### Exercise requirements
Please rewrite everything from "- The server" down to "cannot be recorded." in the FortiBalancer transmission text below, swapping "One-armed deployment" for "Single-arm deployment".

### Selected extract
════
6.2.5 Transparent, Reverse Proxy and Triangle Transmission
6.2.5.1 Transparent Transmission
For transparent transmission, the FortiBalancer appliance will direct the connections toward specified real servers directly when forwarding requests from clients. That is, the server is aware of the client’s IP address and therefore knows which client accesses the server.
Figure 6‑3 Transparent Transmission
- The client sends a request to a virtual IP on the FortiBalancer appliance.
- The FortiBalancer appliance switches the destination address of the request into real server IP.
- The FortiBalancer appliance locates the optimal server available based on the policy and health check conditions, and then forwards the request to the server.
- After receiving the request, the server sends the response to the FortiBalancer appliance. 5. The FortiBalancer appliance switches the source address into virtual IP; 6. The FortiBalancer appliance sends the response to the client. Ø Advantages of transparent transmission:
The server can record the IP addresses of the clients.
Ø Limitations of transparent transmission:
Structure/router design requires responses from source servers to pass through the FortiBalancer appliance;
In the one-armed structure, transparent transmission through FortiBalancer appliance is not applicable when the client is at the same network segment with the real server.
Because requests have different IPs, the system performance cannot be enhanced through the connection pool.
6.2.5.2 Reverse Proxy Transmission
Reverse proxy transmission is used to forward requests to internal servers. The FortiBalancer appliance can distribute the requests evenly among internal servers to ensure server load balancing. As the name of reverse proxy mode indicates, the reverse proxy mode enables clients to access internal servers, whereas the normal proxy transmission enables clients to access external servers. The following figure shows how reverse proxy transmission works:
Figure 6‑4 Reverse Proxy Transmission
- The client sends a request to a virtual IP on the FortiBalancer appliance.
- The FortiBalancer appliance locates the optimal server based on the policy and health check conditions, and then forwards the request to the server.
- The server sends the response to the FortiBalancer appliance.
- The FortiBalancer appliance sends the response to the client.
- Advantages of reverse proxy transmission:
One-armed deployment is applicable.
Connection pool technology can be used to enhance system performance.
- Limitations of reverse proxy transmission:
The IPs of the client that have accessed the server cannot be recorded.
- Solution: The FortiBalancer appliance can insert a field “X-Forwarded-For” into the header of the HTTP request of the client to trace the client IP.
6.2.5.3 Triangle Transmission
Triangle Transmission is specially designed for low-inbound/high-outbound applications such as Video On Demand (VOD), and to accommodate requests in the quickest and most efficient manner. In addition to “reverse” and “transparent” modes, a new system mode “triangle” is added for this new feature.
════
### Data section
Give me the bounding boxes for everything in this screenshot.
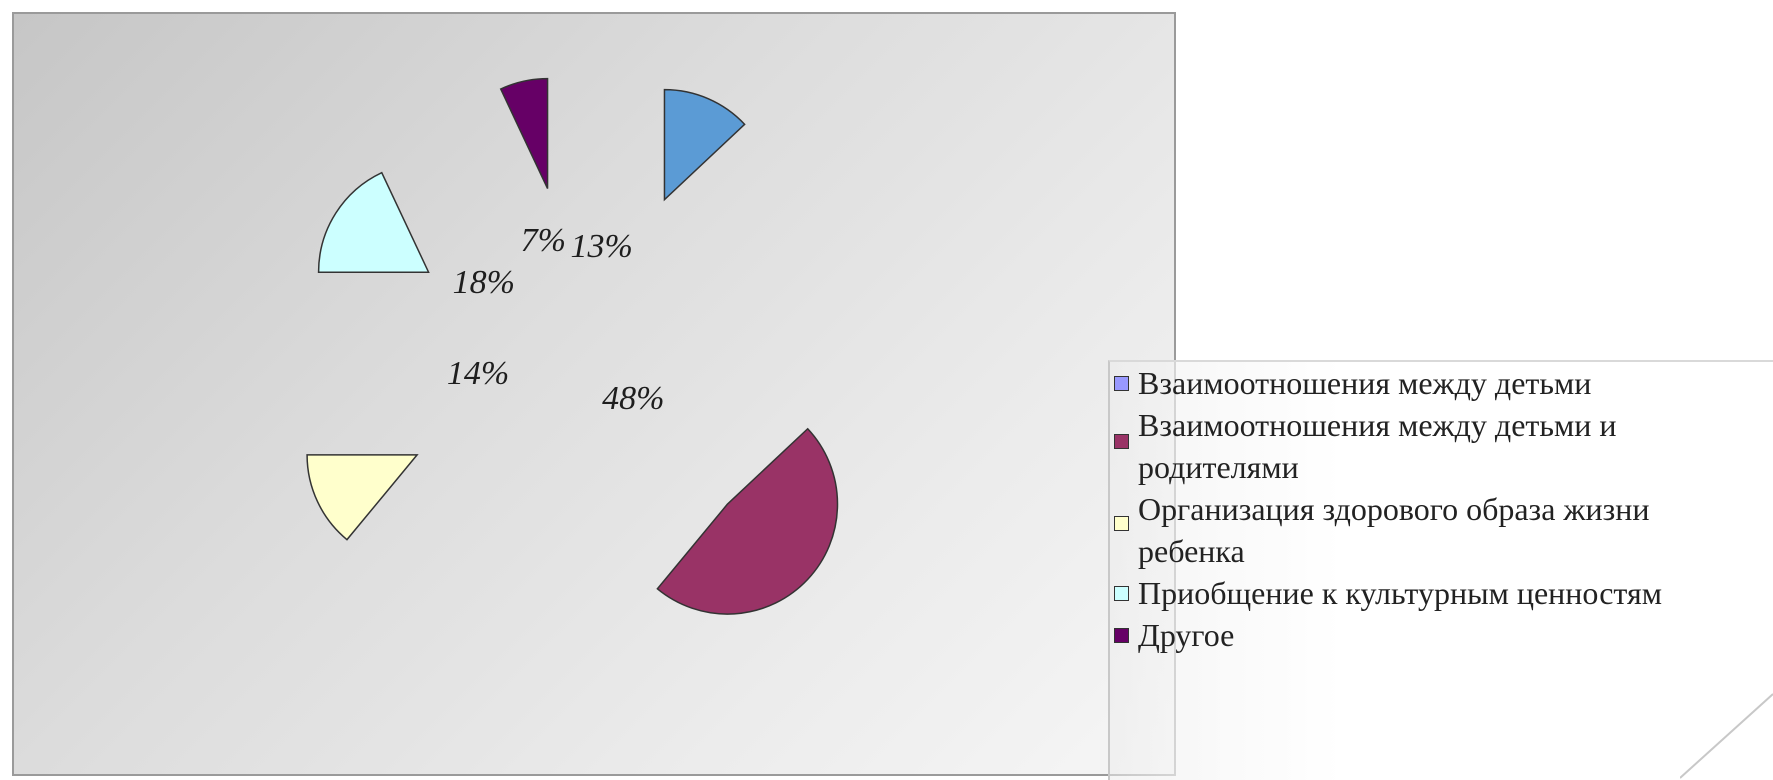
════
### Answer for the task
- The server sends the response to the FortiBalancer appliance.
- The FortiBalancer appliance sends the response to the client.
- Advantages of reverse proxy transmission:
Single-arm deployment is applicable.
Connection pool technology can be used to enhance system performance.
- Limitations of reverse proxy transmission:
The IPs of the client that have accessed the server cannot be recorded.